**Short exercise**:
Search the listing for the string "text" and copy every line that contains it.

— begin Data shown —

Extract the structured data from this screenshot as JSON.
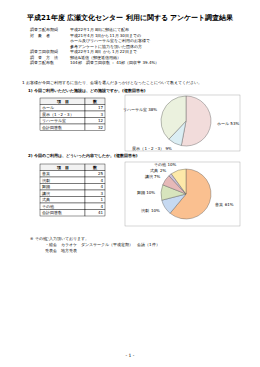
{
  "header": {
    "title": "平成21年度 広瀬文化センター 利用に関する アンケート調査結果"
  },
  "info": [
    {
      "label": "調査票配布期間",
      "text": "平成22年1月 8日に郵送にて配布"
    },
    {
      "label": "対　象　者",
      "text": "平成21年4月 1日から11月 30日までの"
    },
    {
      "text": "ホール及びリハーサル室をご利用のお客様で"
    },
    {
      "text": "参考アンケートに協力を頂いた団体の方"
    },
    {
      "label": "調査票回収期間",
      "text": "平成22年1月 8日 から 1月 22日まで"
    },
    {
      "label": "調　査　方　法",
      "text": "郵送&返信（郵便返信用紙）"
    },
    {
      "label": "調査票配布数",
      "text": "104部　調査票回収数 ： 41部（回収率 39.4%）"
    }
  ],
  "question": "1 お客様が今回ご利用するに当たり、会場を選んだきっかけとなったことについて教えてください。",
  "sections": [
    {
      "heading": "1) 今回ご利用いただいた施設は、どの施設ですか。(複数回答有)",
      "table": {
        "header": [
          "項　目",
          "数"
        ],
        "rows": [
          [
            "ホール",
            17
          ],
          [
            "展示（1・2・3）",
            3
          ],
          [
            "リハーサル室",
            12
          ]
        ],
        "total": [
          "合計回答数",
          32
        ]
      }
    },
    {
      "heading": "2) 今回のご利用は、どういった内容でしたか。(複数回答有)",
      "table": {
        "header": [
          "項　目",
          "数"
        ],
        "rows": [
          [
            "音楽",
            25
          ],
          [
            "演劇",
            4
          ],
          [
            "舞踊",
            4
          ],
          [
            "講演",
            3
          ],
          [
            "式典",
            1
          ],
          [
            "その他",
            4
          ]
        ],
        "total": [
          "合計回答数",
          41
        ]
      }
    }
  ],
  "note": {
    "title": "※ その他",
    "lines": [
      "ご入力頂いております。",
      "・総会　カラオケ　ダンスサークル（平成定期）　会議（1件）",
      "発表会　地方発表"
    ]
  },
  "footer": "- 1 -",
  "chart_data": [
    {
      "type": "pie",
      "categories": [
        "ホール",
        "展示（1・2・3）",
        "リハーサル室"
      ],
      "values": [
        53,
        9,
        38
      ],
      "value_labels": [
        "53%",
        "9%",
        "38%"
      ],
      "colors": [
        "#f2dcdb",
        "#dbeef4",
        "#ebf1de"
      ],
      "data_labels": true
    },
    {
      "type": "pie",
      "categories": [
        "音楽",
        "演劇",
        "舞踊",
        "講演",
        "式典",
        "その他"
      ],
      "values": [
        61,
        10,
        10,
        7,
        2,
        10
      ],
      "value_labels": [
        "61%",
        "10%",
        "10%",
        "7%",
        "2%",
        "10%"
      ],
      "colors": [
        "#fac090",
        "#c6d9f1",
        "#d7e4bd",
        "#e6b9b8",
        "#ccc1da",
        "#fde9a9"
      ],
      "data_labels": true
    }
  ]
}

— end Data shown —

**Solution**:
      "text": "平成22年1月 8日に郵送にて配布"
      "text": "平成21年4月 1日から11月 30日までの"
      "text": "ホール及びリハーサル室をご利用のお客様で"
      "text": "参考アンケートに協力を頂いた団体の方"
      "text": "平成22年1月 8日 から 1月 22日まで"
      "text": "郵送&返信（郵便返信用紙）"
      "text": "104部　調査票回収数 ： 41部（回収率 39.4%）"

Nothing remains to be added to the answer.